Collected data
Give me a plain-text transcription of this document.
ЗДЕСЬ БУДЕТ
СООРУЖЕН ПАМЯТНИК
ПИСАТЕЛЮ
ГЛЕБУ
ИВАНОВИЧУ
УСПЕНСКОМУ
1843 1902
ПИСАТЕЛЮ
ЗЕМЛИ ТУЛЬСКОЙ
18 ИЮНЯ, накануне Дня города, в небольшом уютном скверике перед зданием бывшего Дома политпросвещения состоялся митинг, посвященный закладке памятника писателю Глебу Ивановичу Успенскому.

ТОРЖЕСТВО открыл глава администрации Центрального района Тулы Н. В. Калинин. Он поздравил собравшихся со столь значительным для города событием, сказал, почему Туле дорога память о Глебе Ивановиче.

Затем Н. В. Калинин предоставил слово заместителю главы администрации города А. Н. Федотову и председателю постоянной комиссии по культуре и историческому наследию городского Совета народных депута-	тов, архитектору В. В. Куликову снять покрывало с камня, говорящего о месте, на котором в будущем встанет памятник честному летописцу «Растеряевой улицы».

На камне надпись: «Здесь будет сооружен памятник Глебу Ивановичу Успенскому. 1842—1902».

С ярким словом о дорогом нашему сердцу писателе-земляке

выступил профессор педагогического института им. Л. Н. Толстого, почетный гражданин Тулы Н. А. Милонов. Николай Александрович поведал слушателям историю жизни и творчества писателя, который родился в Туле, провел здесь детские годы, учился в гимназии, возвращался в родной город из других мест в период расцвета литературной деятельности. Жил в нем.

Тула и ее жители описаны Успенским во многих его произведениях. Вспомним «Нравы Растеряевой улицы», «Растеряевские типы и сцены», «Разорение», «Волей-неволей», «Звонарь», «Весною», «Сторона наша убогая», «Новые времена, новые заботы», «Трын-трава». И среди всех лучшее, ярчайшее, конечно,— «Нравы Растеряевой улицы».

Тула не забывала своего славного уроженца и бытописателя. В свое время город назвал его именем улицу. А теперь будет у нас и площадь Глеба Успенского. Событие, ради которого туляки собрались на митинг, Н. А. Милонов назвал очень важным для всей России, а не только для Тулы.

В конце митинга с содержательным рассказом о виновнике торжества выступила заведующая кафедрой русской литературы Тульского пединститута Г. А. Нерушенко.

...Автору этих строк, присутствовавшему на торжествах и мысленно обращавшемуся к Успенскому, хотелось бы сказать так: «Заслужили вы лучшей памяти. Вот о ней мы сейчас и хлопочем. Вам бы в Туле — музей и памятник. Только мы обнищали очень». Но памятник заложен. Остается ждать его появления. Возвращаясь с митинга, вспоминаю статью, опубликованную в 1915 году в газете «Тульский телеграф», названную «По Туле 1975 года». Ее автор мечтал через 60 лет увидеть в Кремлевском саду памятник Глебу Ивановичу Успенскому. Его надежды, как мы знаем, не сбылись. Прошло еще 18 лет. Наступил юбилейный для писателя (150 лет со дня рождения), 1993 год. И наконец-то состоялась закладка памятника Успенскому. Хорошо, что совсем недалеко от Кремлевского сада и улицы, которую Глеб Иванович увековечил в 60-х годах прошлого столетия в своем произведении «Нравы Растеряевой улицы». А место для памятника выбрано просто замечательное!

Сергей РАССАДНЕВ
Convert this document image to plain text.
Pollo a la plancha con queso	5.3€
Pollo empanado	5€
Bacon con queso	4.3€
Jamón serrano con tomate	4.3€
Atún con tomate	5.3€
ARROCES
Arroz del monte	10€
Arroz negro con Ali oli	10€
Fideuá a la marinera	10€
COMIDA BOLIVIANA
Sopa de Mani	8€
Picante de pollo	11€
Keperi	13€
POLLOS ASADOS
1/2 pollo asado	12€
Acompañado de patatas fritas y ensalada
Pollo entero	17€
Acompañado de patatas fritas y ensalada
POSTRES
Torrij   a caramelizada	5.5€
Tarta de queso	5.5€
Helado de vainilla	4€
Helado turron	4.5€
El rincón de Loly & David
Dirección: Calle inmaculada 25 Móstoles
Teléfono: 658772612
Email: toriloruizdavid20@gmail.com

### Exercise
Find out how many lines in the listing contain the string "tomate". Give the number alone.

### Task response
2